▶ What the task asks: Quote all entries exactly, leaving pictures aside.

▶ Extracted records:
+++

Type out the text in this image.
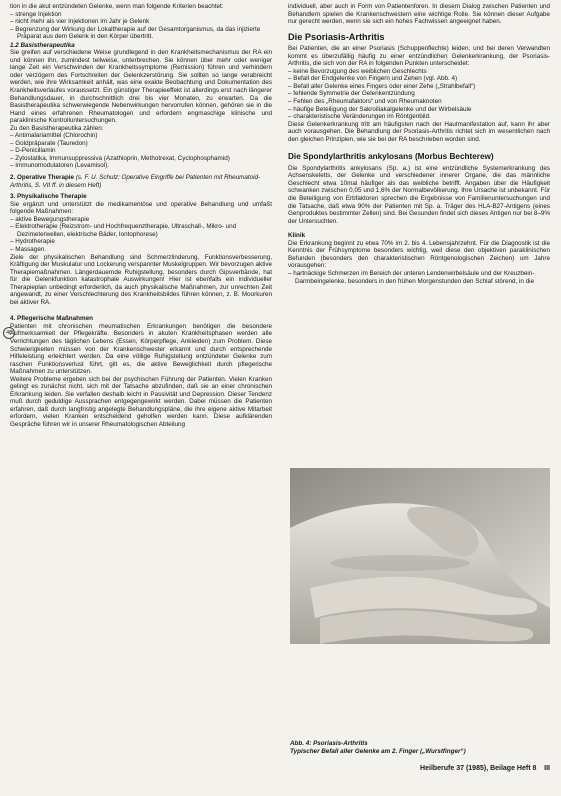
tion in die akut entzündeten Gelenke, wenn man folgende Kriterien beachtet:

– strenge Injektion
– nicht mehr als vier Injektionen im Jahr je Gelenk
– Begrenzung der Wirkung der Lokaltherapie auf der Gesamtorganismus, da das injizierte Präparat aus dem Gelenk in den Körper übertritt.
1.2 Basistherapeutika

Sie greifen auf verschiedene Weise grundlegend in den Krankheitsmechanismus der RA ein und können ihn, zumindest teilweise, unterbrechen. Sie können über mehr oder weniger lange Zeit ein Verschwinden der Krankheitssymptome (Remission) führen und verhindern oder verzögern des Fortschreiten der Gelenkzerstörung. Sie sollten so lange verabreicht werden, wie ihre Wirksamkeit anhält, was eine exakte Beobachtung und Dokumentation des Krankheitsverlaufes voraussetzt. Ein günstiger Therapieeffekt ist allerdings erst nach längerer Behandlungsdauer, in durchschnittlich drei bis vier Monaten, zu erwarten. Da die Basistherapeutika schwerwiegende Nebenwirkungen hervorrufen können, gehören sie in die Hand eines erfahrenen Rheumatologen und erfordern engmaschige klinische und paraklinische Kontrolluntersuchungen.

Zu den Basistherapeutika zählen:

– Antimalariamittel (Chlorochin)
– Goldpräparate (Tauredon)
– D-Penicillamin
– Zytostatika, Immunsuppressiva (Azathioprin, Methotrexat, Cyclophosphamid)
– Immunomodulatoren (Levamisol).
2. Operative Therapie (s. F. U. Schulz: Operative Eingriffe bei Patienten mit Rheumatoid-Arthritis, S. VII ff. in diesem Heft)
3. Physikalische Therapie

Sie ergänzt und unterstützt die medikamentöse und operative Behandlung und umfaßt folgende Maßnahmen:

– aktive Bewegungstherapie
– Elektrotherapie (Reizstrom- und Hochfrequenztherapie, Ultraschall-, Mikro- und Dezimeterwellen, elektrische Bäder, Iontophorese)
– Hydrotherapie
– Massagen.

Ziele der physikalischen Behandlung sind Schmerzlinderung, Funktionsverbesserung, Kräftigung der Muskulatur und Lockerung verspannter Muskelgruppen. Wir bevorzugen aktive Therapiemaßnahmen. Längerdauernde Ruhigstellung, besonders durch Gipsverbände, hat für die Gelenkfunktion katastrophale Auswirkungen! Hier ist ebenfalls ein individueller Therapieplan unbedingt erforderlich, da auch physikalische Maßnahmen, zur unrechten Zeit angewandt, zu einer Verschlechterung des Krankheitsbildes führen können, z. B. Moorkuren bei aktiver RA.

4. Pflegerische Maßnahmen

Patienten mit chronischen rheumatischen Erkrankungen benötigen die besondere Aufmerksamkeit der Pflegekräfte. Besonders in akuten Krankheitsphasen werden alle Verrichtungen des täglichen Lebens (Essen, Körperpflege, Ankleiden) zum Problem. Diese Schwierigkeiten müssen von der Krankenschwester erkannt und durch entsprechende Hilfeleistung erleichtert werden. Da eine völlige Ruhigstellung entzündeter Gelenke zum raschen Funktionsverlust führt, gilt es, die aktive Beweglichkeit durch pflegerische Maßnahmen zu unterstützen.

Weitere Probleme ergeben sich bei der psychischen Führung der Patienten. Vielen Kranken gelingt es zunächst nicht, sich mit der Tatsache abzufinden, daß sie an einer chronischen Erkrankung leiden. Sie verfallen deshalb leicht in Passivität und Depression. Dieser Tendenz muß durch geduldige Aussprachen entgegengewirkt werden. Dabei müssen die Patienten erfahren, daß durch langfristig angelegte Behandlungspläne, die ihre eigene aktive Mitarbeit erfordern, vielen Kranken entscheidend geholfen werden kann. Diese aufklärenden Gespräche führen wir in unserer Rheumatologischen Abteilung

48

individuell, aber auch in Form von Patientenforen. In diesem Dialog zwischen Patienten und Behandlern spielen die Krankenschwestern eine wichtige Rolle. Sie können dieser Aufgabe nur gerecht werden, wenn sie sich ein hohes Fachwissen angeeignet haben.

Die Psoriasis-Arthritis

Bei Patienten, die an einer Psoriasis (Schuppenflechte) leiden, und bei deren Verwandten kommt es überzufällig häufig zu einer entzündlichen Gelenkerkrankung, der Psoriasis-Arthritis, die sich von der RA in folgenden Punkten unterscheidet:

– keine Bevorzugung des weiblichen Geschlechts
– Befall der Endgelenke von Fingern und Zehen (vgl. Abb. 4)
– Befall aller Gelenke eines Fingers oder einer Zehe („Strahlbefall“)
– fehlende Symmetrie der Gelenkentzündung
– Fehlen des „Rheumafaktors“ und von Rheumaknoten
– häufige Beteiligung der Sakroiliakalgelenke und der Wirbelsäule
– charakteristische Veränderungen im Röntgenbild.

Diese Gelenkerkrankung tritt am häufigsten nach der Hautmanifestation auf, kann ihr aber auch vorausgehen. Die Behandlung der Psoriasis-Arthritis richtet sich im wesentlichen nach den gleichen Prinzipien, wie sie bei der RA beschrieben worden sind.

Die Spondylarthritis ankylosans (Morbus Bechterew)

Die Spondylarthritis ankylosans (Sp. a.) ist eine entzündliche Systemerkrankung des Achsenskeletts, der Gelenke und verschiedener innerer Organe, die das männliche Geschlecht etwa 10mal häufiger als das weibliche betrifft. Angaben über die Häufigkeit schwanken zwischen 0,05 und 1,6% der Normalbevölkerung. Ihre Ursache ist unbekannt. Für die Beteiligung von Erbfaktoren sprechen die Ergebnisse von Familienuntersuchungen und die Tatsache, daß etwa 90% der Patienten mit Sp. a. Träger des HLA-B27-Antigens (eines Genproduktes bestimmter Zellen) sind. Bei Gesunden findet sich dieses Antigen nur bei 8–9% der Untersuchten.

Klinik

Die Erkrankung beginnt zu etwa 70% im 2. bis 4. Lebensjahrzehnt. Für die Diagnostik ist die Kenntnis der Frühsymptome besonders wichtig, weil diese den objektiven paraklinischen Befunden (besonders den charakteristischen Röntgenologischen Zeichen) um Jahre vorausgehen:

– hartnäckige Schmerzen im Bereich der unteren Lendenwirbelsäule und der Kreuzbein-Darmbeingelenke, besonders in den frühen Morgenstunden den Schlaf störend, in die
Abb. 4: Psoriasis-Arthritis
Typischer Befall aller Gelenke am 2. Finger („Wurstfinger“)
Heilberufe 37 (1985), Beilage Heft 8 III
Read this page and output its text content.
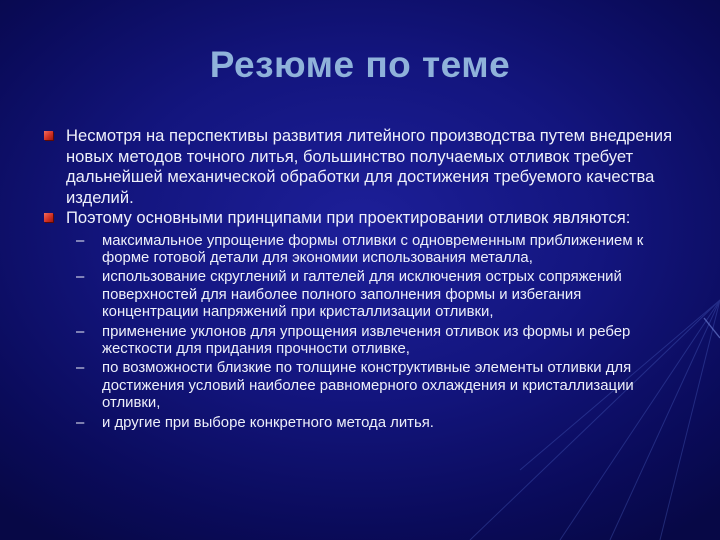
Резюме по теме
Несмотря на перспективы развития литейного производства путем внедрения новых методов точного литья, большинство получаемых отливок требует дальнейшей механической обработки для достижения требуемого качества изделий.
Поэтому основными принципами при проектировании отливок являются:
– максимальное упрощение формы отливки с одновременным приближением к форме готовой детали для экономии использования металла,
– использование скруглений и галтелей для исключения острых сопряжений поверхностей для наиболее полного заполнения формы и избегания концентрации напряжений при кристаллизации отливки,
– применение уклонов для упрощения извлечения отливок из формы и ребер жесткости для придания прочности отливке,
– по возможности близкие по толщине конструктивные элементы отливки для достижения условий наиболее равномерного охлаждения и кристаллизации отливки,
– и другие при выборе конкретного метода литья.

+++

▶ The completed task:
Type out the text in this image.
tion in die akut entzündeten Gelenke, wenn man folgende Kriterien beachtet:

– strenge Injektion
– nicht mehr als vier Injektionen im Jahr je Gelenk
– Begrenzung der Wirkung der Lokaltherapie auf der Gesamtorganismus, da das injizierte Präparat aus dem Gelenk in den Körper übertritt.
1.2 Basistherapeutika

Sie greifen auf verschiedene Weise grundlegend in den Krankheitsmechanismus der RA ein und können ihn, zumindest teilweise, unterbrechen. Sie können über mehr oder weniger lange Zeit ein Verschwinden der Krankheitssymptome (Remission) führen und verhindern oder verzögern des Fortschreiten der Gelenkzerstörung. Sie sollten so lange verabreicht werden, wie ihre Wirksamkeit anhält, was eine exakte Beobachtung und Dokumentation des Krankheitsverlaufes voraussetzt. Ein günstiger Therapieeffekt ist allerdings erst nach längerer Behandlungsdauer, in durchschnittlich drei bis vier Monaten, zu erwarten. Da die Basistherapeutika schwerwiegende Nebenwirkungen hervorrufen können, gehören sie in die Hand eines erfahrenen Rheumatologen und erfordern engmaschige klinische und paraklinische Kontrolluntersuchungen.

Zu den Basistherapeutika zählen:

– Antimalariamittel (Chlorochin)
– Goldpräparate (Tauredon)
– D-Penicillamin
– Zytostatika, Immunsuppressiva (Azathioprin, Methotrexat, Cyclophosphamid)
– Immunomodulatoren (Levamisol).
2. Operative Therapie (s. F. U. Schulz: Operative Eingriffe bei Patienten mit Rheumatoid-Arthritis, S. VII ff. in diesem Heft)
3. Physikalische Therapie

Sie ergänzt und unterstützt die medikamentöse und operative Behandlung und umfaßt folgende Maßnahmen:

– aktive Bewegungstherapie
– Elektrotherapie (Reizstrom- und Hochfrequenztherapie, Ultraschall-, Mikro- und Dezimeterwellen, elektrische Bäder, Iontophorese)
– Hydrotherapie
– Massagen.

Ziele der physikalischen Behandlung sind Schmerzlinderung, Funktionsverbesserung, Kräftigung der Muskulatur und Lockerung verspannter Muskelgruppen. Wir bevorzugen aktive Therapiemaßnahmen. Längerdauernde Ruhigstellung, besonders durch Gipsverbände, hat für die Gelenkfunktion katastrophale Auswirkungen! Hier ist ebenfalls ein individueller Therapieplan unbedingt erforderlich, da auch physikalische Maßnahmen, zur unrechten Zeit angewandt, zu einer Verschlechterung des Krankheitsbildes führen können, z. B. Moorkuren bei aktiver RA.

4. Pflegerische Maßnahmen

Patienten mit chronischen rheumatischen Erkrankungen benötigen die besondere Aufmerksamkeit der Pflegekräfte. Besonders in akuten Krankheitsphasen werden alle Verrichtungen des täglichen Lebens (Essen, Körperpflege, Ankleiden) zum Problem. Diese Schwierigkeiten müssen von der Krankenschwester erkannt und durch entsprechende Hilfeleistung erleichtert werden. Da eine völlige Ruhigstellung entzündeter Gelenke zum raschen Funktionsverlust führt, gilt es, die aktive Beweglichkeit durch pflegerische Maßnahmen zu unterstützen.

Weitere Probleme ergeben sich bei der psychischen Führung der Patienten. Vielen Kranken gelingt es zunächst nicht, sich mit der Tatsache abzufinden, daß sie an einer chronischen Erkrankung leiden. Sie verfallen deshalb leicht in Passivität und Depression. Dieser Tendenz muß durch geduldige Aussprachen entgegengewirkt werden. Dabei müssen die Patienten erfahren, daß durch langfristig angelegte Behandlungspläne, die ihre eigene aktive Mitarbeit erfordern, vielen Kranken entscheidend geholfen werden kann. Diese aufklärenden Gespräche führen wir in unserer Rheumatologischen Abteilung

48

individuell, aber auch in Form von Patientenforen. In diesem Dialog zwischen Patienten und Behandlern spielen die Krankenschwestern eine wichtige Rolle. Sie können dieser Aufgabe nur gerecht werden, wenn sie sich ein hohes Fachwissen angeeignet haben.

Die Psoriasis-Arthritis

Bei Patienten, die an einer Psoriasis (Schuppenflechte) leiden, und bei deren Verwandten kommt es überzufällig häufig zu einer entzündlichen Gelenkerkrankung, der Psoriasis-Arthritis, die sich von der RA in folgenden Punkten unterscheidet:

– keine Bevorzugung des weiblichen Geschlechts
– Befall der Endgelenke von Fingern und Zehen (vgl. Abb. 4)
– Befall aller Gelenke eines Fingers oder einer Zehe („Strahlbefall“)
– fehlende Symmetrie der Gelenkentzündung
– Fehlen des „Rheumafaktors“ und von Rheumaknoten
– häufige Beteiligung der Sakroiliakalgelenke und der Wirbelsäule
– charakteristische Veränderungen im Röntgenbild.

Diese Gelenkerkrankung tritt am häufigsten nach der Hautmanifestation auf, kann ihr aber auch vorausgehen. Die Behandlung der Psoriasis-Arthritis richtet sich im wesentlichen nach den gleichen Prinzipien, wie sie bei der RA beschrieben worden sind.

Die Spondylarthritis ankylosans (Morbus Bechterew)

Die Spondylarthritis ankylosans (Sp. a.) ist eine entzündliche Systemerkrankung des Achsenskeletts, der Gelenke und verschiedener innerer Organe, die das männliche Geschlecht etwa 10mal häufiger als das weibliche betrifft. Angaben über die Häufigkeit schwanken zwischen 0,05 und 1,6% der Normalbevölkerung. Ihre Ursache ist unbekannt. Für die Beteiligung von Erbfaktoren sprechen die Ergebnisse von Familienuntersuchungen und die Tatsache, daß etwa 90% der Patienten mit Sp. a. Träger des HLA-B27-Antigens (eines Genproduktes bestimmter Zellen) sind. Bei Gesunden findet sich dieses Antigen nur bei 8–9% der Untersuchten.

Klinik

Die Erkrankung beginnt zu etwa 70% im 2. bis 4. Lebensjahrzehnt. Für die Diagnostik ist die Kenntnis der Frühsymptome besonders wichtig, weil diese den objektiven paraklinischen Befunden (besonders den charakteristischen Röntgenologischen Zeichen) um Jahre vorausgehen:

– hartnäckige Schmerzen im Bereich der unteren Lendenwirbelsäule und der Kreuzbein-Darmbeingelenke, besonders in den frühen Morgenstunden den Schlaf störend, in die
Abb. 4: Psoriasis-Arthritis
Typischer Befall aller Gelenke am 2. Finger („Wurstfinger“)
Heilberufe 37 (1985), Beilage Heft 8 III
Read this page and output its text content.
Резюме по теме
Несмотря на перспективы развития литейного производства путем внедрения новых методов точного литья, большинство получаемых отливок требует дальнейшей механической обработки для достижения требуемого качества изделий.
Поэтому основными принципами при проектировании отливок являются:
– максимальное упрощение формы отливки с одновременным приближением к форме готовой детали для экономии использования металла,
– использование скруглений и галтелей для исключения острых сопряжений поверхностей для наиболее полного заполнения формы и избегания концентрации напряжений при кристаллизации отливки,
– применение уклонов для упрощения извлечения отливок из формы и ребер жесткости для придания прочности отливке,
– по возможности близкие по толщине конструктивные элементы отливки для достижения условий наиболее равномерного охлаждения и кристаллизации отливки,
– и другие при выборе конкретного метода литья.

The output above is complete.